** start **

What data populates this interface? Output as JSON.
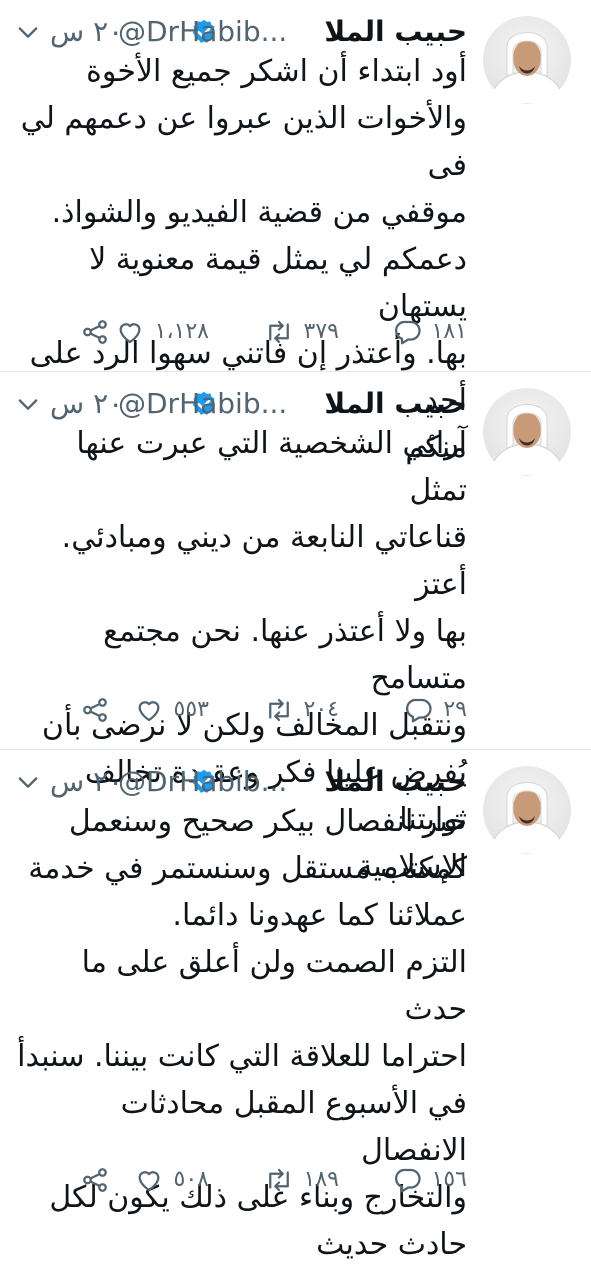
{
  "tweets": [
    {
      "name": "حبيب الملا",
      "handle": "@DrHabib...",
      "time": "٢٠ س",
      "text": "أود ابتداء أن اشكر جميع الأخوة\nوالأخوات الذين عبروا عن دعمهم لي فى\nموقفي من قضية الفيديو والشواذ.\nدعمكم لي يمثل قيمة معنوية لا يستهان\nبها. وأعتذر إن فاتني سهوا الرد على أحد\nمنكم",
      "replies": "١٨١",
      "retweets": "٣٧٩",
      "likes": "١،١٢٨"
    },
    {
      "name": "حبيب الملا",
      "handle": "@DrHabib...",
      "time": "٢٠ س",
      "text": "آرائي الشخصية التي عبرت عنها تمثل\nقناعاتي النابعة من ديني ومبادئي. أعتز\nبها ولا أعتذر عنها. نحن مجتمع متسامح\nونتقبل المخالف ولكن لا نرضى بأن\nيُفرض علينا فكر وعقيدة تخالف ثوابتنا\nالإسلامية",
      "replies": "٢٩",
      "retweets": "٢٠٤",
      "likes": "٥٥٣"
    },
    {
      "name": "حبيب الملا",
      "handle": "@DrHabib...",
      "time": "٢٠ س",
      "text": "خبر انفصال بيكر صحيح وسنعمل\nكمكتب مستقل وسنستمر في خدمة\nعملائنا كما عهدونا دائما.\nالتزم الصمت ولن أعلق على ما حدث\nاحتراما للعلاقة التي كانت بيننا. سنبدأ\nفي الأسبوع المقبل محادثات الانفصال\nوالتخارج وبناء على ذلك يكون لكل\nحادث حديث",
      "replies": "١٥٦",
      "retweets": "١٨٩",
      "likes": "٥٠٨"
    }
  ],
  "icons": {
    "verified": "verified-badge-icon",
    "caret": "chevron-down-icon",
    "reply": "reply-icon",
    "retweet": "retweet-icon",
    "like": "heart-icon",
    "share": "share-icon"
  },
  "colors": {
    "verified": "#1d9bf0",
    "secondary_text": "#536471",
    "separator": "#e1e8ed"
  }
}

** end **
** start **

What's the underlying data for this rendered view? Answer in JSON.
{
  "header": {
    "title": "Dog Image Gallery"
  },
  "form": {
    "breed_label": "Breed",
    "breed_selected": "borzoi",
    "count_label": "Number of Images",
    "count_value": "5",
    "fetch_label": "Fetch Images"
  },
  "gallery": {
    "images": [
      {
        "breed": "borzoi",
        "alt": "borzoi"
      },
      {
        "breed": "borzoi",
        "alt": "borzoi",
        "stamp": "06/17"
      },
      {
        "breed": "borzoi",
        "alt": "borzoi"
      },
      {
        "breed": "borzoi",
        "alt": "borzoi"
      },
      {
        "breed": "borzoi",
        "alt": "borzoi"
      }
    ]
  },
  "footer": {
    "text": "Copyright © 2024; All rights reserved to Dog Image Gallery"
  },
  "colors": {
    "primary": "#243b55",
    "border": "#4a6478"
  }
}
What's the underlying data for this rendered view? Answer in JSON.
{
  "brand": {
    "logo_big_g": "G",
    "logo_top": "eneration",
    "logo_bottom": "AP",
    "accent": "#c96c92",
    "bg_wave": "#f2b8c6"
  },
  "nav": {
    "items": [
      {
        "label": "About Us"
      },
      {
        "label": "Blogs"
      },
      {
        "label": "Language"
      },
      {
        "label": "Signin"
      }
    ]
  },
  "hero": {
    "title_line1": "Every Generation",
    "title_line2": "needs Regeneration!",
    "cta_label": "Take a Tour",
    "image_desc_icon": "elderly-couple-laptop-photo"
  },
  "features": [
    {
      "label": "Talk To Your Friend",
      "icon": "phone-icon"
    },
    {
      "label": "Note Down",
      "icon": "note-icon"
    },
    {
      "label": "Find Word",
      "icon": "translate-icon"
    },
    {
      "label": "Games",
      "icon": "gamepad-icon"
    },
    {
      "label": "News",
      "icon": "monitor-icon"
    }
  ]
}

** end **

| Exercise |
Copy out all lines above that include the string "nبها".

| Solution for this exercise |
      "text": "أود ابتداء أن اشكر جميع الأخوة\nوالأخوات الذين عبروا عن دعمهم لي فى\nموقفي من قضية الفيديو والشواذ.\nدعمكم لي يمثل قيمة معنوية لا يستهان\nبها. وأعتذر إن فاتني سهوا الرد على أحد\nمنكم",
      "text": "آرائي الشخصية التي عبرت عنها تمثل\nقناعاتي النابعة من ديني ومبادئي. أعتز\nبها ولا أعتذر عنها. نحن مجتمع متسامح\nونتقبل المخالف ولكن لا نرضى بأن\nيُفرض علينا فكر وعقيدة تخالف ثوابتنا\nالإسلامية",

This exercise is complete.